Variabel verdichtet und serienreif

Mit der variablen Verdichtung ist Nissans Motoreningenieuren ein Kunststück gelungen, an dem sich schon manch anderer Hersteller zuvor die Zähne ausgebissen hat. 2018 geht das Triebwerk bei der Tochter Infiniti in Serie.

Über einhundert Jahre hat der Verbrennungsmotor auf dem Buckel und eigentlich sollte man meinen, die Technik müsste inzwischen zu Ende entwickelt sein. Doch weit gefehlt: Immer weiter forschen und tüfteln die Motoreningenieure, und hin und wieder finden sie tatsächlich noch eine Stellschraube, um in Sachen Effizienz und/oder Leistung noch mehr aus den Triebwerken rauszuholen. Nahezu ein Quantensprung ist nun den Nissan-Technikern gelungen, die auf dem diesjährigen Wiener Motorensymposium den ersten Serienmotor mit variabler Verdichtung zeigten.

Nissan ist dabei keineswegs der erste Hersteller, der sich mit der variablen Verdichtung beschäftigt. Saab hat um die Jahrtausendwende bereits einen Fünfzylinder-Prototypen vorgestellt, Mercedes hatte damit bei seinem „Diesotto“-Motor experimentiert, und das französische Unternehmen MCE-5 hatte 2009 in einem Peugeot 407 seinen Versuchsträger präsentiert. Doch zur Serienreife hat die Technik bislang keiner gebracht. Umso mehr darf der neue VC-T-Benzinmotor (das steht für „variable compression turbocharged“) der Japaner als Durchbruch gelten.

Um die Tragweite dieser Erfindung zu verstehen, muss man sich allerdings ein wenig in die Niederungen technischer Feinheiten begeben: Grundsätzlich gibt das Verdichtungsverhältnis bei einem Verbrennungsmotor an, um wieviel das Luft-Gas-Gemisch in einem Zylinder zusammengepresst wird. Bei einer Verdichtung von 10:1 also auf ein Zehntel des zur Verfügung stehenden Brennraums. Ganz grob gesagt gilt: Je höher die Verdichtung, desto effizienter läuft ein Motor. Problematisch wird es allerdings unter Volllast, dann neigen hochverdichtende Ottomotoren gern zum Klopfen.

» **Bereitgestelltes Material**:

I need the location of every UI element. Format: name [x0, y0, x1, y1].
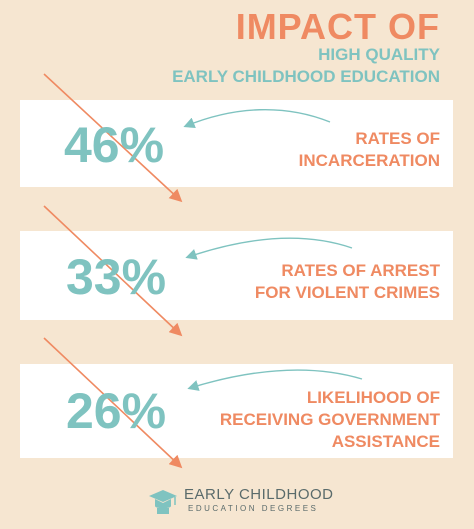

» **Aufgabe**: Wo stellten die Nissan-Techniker laut dem Text über die variable Verdichtung den ersten Serienmotor mit variabler Verdichtung vor? Maßgeblich ist allein der Text über die variable Verdichtung.

» **Lösung**: Auf dem diesjährigen Wiener Motorensymposium.